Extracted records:
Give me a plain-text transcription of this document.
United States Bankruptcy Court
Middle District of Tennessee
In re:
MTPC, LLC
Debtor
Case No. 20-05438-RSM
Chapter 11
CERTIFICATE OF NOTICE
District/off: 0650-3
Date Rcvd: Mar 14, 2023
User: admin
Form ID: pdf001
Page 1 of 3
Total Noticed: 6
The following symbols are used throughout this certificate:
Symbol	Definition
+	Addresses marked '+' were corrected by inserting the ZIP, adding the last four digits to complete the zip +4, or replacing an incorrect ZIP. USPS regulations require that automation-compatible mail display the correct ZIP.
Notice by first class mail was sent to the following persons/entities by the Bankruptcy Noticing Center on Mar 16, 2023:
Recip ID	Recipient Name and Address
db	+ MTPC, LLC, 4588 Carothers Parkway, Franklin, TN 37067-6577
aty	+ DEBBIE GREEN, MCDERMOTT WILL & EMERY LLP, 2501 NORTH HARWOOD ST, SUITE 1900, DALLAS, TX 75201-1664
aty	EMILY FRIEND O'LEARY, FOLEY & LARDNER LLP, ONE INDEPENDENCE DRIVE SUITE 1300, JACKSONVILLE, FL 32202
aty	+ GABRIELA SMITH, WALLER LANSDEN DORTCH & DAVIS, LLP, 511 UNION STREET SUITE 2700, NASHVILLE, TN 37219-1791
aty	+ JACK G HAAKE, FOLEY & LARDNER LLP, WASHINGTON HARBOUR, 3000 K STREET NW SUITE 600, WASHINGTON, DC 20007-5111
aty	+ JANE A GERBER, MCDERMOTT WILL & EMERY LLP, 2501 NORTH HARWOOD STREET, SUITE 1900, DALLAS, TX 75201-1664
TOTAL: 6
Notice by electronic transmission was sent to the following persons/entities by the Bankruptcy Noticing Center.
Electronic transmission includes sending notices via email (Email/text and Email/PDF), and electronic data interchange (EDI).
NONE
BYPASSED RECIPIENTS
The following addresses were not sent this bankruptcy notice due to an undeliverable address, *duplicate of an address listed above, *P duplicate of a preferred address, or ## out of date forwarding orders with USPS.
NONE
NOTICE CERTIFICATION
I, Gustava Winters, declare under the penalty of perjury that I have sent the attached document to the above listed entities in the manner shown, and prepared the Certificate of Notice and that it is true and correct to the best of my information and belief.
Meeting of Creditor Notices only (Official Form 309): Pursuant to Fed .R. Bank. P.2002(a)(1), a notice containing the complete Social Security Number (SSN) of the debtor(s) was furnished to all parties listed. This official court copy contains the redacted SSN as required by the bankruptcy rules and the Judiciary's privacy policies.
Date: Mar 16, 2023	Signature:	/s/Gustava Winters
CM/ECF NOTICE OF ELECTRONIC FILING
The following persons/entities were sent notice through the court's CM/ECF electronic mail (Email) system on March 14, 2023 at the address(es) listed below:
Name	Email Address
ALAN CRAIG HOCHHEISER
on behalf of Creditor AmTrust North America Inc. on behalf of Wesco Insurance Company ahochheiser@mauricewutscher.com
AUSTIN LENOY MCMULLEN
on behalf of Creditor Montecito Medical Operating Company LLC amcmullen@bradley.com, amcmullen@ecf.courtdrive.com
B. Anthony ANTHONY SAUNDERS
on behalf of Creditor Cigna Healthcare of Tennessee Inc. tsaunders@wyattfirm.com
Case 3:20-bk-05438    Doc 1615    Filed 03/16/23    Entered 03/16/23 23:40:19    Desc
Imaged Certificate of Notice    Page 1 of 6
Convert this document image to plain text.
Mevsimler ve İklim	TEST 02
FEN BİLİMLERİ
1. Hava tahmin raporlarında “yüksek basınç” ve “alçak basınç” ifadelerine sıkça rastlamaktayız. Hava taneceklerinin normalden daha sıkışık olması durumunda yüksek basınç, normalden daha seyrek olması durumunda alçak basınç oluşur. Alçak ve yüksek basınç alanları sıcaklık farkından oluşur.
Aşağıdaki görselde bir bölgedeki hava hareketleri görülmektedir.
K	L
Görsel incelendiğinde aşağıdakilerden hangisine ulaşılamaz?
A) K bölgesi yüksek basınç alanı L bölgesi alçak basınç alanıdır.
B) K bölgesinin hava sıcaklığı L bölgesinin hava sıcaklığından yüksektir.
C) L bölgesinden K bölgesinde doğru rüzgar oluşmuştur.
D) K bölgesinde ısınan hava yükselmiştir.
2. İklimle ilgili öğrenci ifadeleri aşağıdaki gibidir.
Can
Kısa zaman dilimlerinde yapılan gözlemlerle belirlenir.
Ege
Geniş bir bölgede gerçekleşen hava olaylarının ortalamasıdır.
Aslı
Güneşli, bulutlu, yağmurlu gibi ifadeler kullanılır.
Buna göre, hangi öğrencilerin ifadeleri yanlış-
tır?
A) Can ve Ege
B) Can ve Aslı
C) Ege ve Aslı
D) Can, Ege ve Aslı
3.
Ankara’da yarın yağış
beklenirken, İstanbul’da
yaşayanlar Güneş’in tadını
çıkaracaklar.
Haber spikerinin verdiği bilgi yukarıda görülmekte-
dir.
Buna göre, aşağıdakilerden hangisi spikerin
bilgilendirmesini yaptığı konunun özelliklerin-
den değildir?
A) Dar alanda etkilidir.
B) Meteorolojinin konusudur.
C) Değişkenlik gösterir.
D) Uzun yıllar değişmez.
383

> [Problem to work on] Which lines contain "Buna"? Show each of them.

> [Exercise solution]
Buna göre, hangi öğrencilerin ifadeleri yanlış-
Buna göre, aşağıdakilerden hangisi spikerin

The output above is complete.